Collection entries
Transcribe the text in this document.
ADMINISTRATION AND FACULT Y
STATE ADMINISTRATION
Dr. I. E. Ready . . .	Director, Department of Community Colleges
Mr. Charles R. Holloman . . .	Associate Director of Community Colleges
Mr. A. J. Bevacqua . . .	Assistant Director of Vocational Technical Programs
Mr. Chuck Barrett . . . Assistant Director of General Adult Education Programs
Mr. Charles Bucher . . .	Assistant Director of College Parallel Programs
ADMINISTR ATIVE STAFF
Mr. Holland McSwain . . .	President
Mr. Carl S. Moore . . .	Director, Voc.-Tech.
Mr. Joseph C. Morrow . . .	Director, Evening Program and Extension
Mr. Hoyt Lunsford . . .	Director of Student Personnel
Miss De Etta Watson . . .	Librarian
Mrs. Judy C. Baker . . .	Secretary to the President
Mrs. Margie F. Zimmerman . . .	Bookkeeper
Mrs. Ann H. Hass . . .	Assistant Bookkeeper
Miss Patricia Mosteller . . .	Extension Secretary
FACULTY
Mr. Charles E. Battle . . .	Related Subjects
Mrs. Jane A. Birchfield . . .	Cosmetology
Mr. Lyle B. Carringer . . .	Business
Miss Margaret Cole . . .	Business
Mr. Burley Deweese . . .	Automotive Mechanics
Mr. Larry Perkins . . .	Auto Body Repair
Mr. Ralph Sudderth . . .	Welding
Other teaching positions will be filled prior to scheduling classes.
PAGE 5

**TO BE DONE**
Go through the entries above and count the lines containing the word "ADMINISTRATION"; give only that count.

**WRITTEN ANSWER**
2